Material for the task:

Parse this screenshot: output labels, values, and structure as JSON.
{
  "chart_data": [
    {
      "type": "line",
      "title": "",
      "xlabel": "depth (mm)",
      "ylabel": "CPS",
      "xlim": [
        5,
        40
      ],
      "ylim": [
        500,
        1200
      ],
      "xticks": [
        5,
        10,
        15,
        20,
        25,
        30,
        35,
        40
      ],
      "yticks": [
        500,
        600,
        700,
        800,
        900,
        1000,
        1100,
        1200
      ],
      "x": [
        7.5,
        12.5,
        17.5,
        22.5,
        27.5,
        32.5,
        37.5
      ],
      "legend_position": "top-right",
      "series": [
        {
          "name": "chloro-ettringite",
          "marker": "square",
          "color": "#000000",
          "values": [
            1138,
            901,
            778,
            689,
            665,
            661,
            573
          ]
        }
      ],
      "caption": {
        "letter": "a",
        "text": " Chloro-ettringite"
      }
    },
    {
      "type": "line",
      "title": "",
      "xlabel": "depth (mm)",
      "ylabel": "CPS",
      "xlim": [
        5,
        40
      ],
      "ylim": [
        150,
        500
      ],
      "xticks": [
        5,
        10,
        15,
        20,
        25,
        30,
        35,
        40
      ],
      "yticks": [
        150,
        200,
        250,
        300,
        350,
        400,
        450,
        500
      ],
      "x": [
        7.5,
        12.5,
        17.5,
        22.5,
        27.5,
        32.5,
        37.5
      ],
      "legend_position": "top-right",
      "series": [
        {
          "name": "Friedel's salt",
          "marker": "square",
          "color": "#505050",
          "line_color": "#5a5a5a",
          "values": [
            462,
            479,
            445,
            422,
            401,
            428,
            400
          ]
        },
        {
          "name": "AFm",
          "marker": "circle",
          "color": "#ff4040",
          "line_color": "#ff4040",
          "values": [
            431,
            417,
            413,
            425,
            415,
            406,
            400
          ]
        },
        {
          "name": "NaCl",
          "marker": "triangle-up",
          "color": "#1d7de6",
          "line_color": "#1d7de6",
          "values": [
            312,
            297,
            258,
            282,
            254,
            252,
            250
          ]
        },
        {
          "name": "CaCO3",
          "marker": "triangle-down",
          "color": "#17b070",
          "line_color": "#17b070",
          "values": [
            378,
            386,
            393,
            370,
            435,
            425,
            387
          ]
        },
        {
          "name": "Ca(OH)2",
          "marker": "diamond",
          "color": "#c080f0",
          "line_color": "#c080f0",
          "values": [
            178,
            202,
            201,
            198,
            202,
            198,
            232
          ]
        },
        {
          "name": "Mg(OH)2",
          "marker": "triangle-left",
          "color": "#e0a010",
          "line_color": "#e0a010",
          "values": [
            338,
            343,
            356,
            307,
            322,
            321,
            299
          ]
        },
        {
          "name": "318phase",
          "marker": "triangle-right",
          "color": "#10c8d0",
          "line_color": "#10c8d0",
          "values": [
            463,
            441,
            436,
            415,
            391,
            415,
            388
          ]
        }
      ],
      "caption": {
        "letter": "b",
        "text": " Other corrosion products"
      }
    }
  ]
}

The request: Using the data above, output each line exactly.

The response:
Parse this screenshot: output labels, values, and structure as JSON.
{
  "chart_data": [
    {
      "type": "line",
      "title": "",
      "xlabel": "depth (mm)",
      "ylabel": "CPS",
      "xlim": [
        5,
        40
      ],
      "ylim": [
        500,
        1200
      ],
      "xticks": [
        5,
        10,
        15,
        20,
        25,
        30,
        35,
        40
      ],
      "yticks": [
        500,
        600,
        700,
        800,
        900,
        1000,
        1100,
        1200
      ],
      "x": [
        7.5,
        12.5,
        17.5,
        22.5,
        27.5,
        32.5,
        37.5
      ],
      "legend_position": "top-right",
      "series": [
        {
          "name": "chloro-ettringite",
          "marker": "square",
          "color": "#000000",
          "values": [
            1138,
            901,
            778,
            689,
            665,
            661,
            573
          ]
        }
      ],
      "caption": {
        "letter": "a",
        "text": " Chloro-ettringite"
      }
    },
    {
      "type": "line",
      "title": "",
      "xlabel": "depth (mm)",
      "ylabel": "CPS",
      "xlim": [
        5,
        40
      ],
      "ylim": [
        150,
        500
      ],
      "xticks": [
        5,
        10,
        15,
        20,
        25,
        30,
        35,
        40
      ],
      "yticks": [
        150,
        200,
        250,
        300,
        350,
        400,
        450,
        500
      ],
      "x": [
        7.5,
        12.5,
        17.5,
        22.5,
        27.5,
        32.5,
        37.5
      ],
      "legend_position": "top-right",
      "series": [
        {
          "name": "Friedel's salt",
          "marker": "square",
          "color": "#505050",
          "line_color": "#5a5a5a",
          "values": [
            462,
            479,
            445,
            422,
            401,
            428,
            400
          ]
        },
        {
          "name": "AFm",
          "marker": "circle",
          "color": "#ff4040",
          "line_color": "#ff4040",
          "values": [
            431,
            417,
            413,
            425,
            415,
            406,
            400
          ]
        },
        {
          "name": "NaCl",
          "marker": "triangle-up",
          "color": "#1d7de6",
          "line_color": "#1d7de6",
          "values": [
            312,
            297,
            258,
            282,
            254,
            252,
            250
          ]
        },
        {
          "name": "CaCO3",
          "marker": "triangle-down",
          "color": "#17b070",
          "line_color": "#17b070",
          "values": [
            378,
            386,
            393,
            370,
            435,
            425,
            387
          ]
        },
        {
          "name": "Ca(OH)2",
          "marker": "diamond",
          "color": "#c080f0",
          "line_color": "#c080f0",
          "values": [
            178,
            202,
            201,
            198,
            202,
            198,
            232
          ]
        },
        {
          "name": "Mg(OH)2",
          "marker": "triangle-left",
          "color": "#e0a010",
          "line_color": "#e0a010",
          "values": [
            338,
            343,
            356,
            307,
            322,
            321,
            299
          ]
        },
        {
          "name": "318phase",
          "marker": "triangle-right",
          "color": "#10c8d0",
          "line_color": "#10c8d0",
          "values": [
            463,
            441,
            436,
            415,
            391,
            415,
            388
          ]
        }
      ],
      "caption": {
        "letter": "b",
        "text": " Other corrosion products"
      }
    }
  ]
}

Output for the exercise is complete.